▸ **Record set**:
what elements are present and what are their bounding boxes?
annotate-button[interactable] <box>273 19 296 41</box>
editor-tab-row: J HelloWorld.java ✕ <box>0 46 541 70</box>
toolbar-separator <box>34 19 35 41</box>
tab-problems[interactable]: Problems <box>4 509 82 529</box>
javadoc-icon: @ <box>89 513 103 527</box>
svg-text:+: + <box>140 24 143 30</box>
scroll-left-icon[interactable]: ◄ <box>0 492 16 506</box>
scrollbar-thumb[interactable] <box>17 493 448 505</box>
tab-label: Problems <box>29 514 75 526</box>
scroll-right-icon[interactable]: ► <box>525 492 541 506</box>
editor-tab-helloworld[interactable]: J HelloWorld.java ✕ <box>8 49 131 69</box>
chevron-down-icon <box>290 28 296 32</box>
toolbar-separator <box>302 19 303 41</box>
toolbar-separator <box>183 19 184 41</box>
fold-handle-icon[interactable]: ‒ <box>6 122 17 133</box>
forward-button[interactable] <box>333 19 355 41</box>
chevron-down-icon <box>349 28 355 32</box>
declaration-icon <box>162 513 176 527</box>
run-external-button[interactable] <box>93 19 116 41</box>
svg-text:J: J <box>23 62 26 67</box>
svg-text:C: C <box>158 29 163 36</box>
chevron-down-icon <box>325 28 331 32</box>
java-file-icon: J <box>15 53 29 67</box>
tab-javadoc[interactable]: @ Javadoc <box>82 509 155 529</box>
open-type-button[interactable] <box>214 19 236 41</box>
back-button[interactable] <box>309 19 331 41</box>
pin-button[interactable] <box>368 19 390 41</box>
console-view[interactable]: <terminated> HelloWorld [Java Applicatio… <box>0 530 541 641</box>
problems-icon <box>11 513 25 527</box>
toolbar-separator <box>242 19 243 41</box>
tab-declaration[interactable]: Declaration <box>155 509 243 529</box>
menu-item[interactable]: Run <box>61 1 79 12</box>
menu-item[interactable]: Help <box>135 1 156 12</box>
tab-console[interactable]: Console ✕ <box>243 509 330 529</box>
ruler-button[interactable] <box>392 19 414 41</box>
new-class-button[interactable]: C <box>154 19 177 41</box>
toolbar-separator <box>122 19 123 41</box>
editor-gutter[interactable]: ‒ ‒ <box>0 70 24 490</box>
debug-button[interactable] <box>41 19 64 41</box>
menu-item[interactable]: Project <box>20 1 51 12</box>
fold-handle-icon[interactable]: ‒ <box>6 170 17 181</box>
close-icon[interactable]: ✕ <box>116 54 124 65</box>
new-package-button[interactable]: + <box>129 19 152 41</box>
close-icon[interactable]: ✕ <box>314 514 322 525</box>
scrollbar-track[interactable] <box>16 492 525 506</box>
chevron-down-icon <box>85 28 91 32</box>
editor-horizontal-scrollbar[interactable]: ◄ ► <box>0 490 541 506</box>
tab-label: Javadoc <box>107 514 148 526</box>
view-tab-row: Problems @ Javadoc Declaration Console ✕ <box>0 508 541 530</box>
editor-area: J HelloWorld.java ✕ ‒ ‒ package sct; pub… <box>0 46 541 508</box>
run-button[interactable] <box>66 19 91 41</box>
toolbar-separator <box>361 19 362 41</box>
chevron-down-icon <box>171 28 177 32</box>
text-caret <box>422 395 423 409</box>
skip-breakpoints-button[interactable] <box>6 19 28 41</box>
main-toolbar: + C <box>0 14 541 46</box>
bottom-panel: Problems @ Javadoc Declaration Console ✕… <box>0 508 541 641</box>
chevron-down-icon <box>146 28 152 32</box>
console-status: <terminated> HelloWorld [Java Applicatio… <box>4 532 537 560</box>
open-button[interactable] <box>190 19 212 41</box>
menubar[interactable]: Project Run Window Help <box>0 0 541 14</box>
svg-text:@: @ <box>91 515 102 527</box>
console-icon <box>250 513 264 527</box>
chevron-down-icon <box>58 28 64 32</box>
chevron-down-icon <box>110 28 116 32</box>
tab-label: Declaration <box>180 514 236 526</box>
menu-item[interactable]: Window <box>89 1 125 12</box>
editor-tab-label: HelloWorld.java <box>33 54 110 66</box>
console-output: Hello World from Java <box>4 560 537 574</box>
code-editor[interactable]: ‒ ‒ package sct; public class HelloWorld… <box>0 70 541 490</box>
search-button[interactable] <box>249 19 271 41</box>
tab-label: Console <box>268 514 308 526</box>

▸ **What you will do**: Reproduce the records word for word, from the very start through the line containing "svg-text:C: C <box>158 29 163 36</box>", including that line.

▸ **Written reply**:
what elements are present and what are their bounding boxes?
annotate-button[interactable] <box>273 19 296 41</box>
editor-tab-row: J HelloWorld.java ✕ <box>0 46 541 70</box>
toolbar-separator <box>34 19 35 41</box>
tab-problems[interactable]: Problems <box>4 509 82 529</box>
javadoc-icon: @ <box>89 513 103 527</box>
svg-text:+: + <box>140 24 143 30</box>
scroll-left-icon[interactable]: ◄ <box>0 492 16 506</box>
scrollbar-thumb[interactable] <box>17 493 448 505</box>
tab-label: Problems <box>29 514 75 526</box>
scroll-right-icon[interactable]: ► <box>525 492 541 506</box>
editor-tab-helloworld[interactable]: J HelloWorld.java ✕ <box>8 49 131 69</box>
chevron-down-icon <box>290 28 296 32</box>
toolbar-separator <box>302 19 303 41</box>
toolbar-separator <box>183 19 184 41</box>
fold-handle-icon[interactable]: ‒ <box>6 122 17 133</box>
forward-button[interactable] <box>333 19 355 41</box>
chevron-down-icon <box>349 28 355 32</box>
declaration-icon <box>162 513 176 527</box>
run-external-button[interactable] <box>93 19 116 41</box>
svg-text:J: J <box>23 62 26 67</box>
svg-text:C: C <box>158 29 163 36</box>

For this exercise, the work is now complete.